Only the number is wanted: tally the lines below that contain the word "iron".

• • • • •

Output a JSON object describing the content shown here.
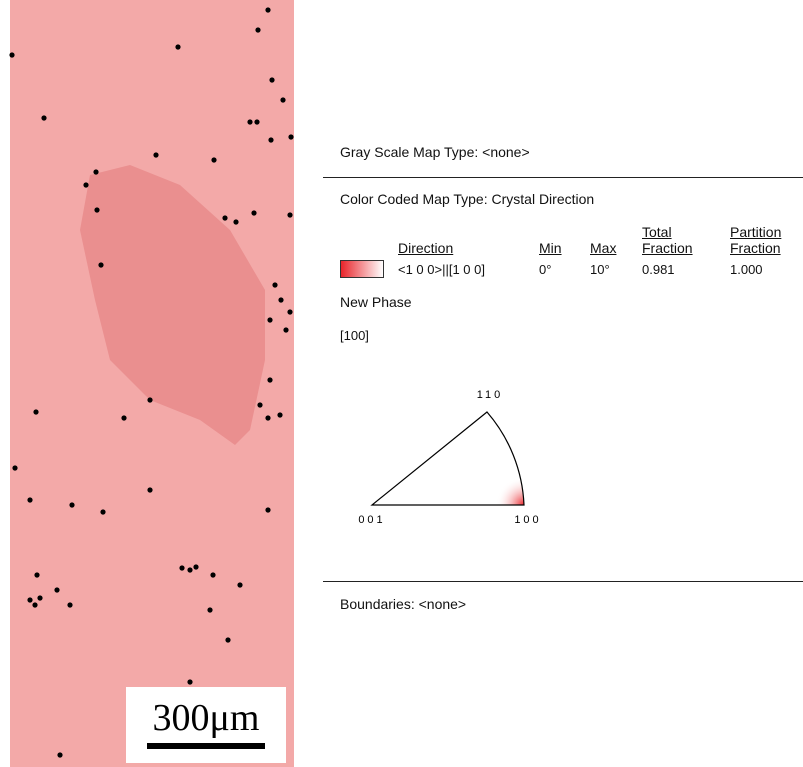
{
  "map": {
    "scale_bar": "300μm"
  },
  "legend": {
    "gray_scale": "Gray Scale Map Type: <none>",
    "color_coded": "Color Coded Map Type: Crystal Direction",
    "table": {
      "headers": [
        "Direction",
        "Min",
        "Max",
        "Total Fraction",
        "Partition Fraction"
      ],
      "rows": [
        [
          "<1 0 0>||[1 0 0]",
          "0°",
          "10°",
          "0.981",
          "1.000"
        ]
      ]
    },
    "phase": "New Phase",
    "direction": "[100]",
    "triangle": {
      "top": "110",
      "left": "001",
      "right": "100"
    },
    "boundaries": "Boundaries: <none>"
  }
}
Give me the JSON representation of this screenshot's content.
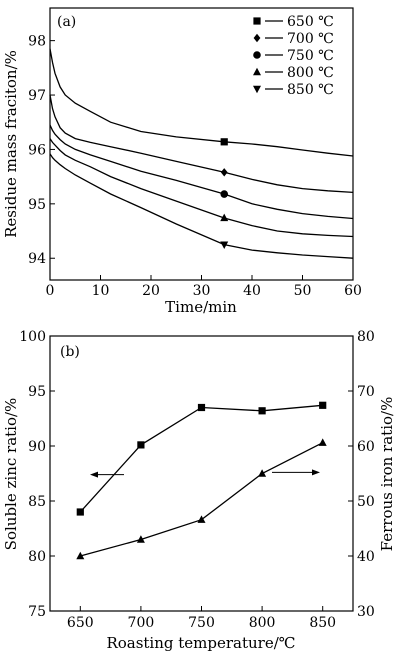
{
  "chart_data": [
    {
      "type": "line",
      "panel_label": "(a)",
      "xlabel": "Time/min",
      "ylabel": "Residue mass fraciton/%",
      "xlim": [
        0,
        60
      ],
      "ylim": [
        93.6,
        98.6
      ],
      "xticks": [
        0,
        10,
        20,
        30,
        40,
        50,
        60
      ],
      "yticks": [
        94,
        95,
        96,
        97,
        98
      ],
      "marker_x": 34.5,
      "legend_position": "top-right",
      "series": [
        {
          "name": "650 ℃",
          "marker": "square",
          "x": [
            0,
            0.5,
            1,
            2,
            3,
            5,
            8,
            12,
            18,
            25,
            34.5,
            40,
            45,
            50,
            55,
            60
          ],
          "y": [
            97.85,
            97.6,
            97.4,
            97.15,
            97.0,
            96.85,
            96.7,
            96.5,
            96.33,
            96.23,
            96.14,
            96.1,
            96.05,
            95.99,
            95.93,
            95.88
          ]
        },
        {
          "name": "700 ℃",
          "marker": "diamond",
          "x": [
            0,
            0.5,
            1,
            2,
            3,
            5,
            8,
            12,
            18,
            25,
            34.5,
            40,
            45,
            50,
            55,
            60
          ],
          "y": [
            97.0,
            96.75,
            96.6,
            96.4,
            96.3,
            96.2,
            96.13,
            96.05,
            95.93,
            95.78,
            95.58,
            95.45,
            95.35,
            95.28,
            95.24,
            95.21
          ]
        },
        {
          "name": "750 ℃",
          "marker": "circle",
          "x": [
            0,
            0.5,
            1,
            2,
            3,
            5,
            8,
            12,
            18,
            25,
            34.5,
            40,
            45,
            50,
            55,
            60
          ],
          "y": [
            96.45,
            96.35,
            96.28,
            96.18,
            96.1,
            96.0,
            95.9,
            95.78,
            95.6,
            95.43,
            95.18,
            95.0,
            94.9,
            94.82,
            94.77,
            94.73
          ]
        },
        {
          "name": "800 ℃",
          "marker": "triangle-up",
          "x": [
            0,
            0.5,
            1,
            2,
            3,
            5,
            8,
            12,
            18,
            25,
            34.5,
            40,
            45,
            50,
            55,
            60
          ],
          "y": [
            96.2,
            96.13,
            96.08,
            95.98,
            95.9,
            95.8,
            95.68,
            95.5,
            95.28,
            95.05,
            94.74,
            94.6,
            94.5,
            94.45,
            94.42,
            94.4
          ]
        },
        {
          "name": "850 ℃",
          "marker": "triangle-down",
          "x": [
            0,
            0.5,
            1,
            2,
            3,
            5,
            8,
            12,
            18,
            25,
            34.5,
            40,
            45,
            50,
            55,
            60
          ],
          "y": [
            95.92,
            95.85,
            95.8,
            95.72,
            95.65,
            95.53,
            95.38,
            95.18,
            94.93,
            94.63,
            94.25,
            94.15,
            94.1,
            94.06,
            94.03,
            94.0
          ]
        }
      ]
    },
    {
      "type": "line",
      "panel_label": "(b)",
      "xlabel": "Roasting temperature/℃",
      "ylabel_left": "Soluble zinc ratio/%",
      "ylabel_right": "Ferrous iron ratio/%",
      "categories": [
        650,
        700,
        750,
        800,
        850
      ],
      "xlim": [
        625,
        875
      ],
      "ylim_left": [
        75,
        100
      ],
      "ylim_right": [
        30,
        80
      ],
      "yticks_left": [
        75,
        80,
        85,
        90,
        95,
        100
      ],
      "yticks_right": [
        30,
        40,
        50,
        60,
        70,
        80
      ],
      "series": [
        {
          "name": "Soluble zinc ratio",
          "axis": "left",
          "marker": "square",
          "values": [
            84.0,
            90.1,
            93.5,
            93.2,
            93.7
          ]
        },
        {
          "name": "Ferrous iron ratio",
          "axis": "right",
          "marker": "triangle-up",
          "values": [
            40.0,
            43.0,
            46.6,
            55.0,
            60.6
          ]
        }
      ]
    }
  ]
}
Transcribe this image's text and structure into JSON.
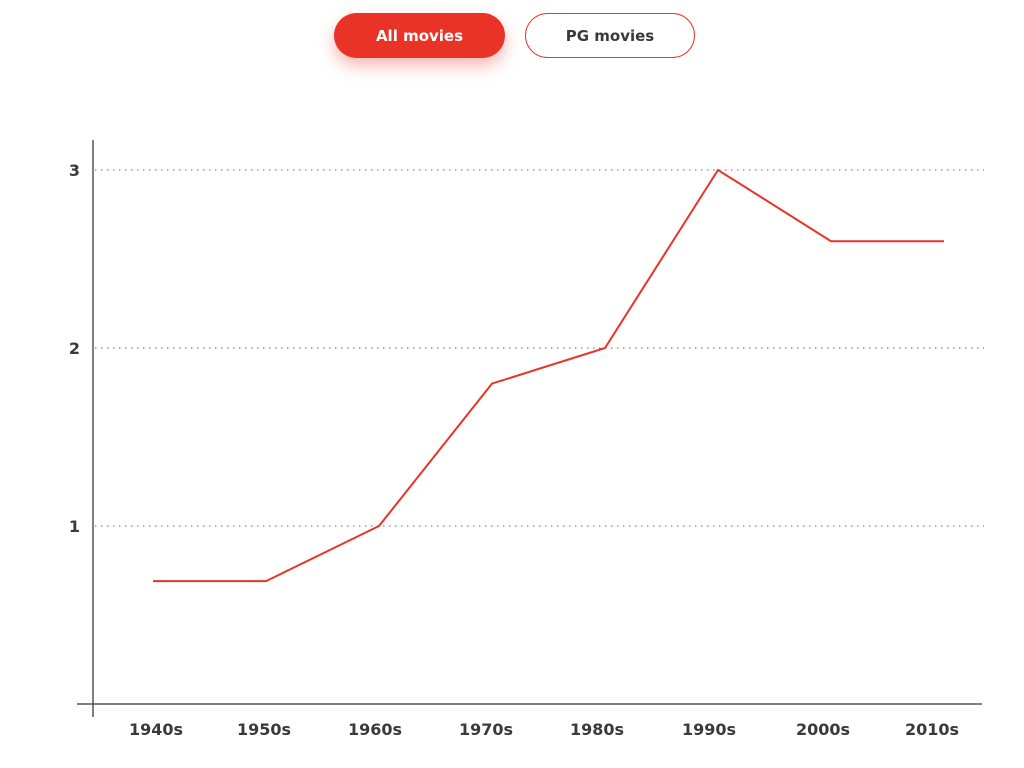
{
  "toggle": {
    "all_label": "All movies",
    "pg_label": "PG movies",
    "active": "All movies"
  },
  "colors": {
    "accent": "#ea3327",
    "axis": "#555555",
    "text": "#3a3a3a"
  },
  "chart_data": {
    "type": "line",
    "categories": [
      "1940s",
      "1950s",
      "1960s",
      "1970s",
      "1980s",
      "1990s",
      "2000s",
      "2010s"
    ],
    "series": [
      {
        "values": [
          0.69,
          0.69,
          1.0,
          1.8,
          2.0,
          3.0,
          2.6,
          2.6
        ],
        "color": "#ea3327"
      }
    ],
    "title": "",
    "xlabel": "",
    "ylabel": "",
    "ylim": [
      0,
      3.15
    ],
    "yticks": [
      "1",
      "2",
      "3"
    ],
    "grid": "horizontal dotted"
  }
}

• • • • •

## EXERCISE RESULT:
2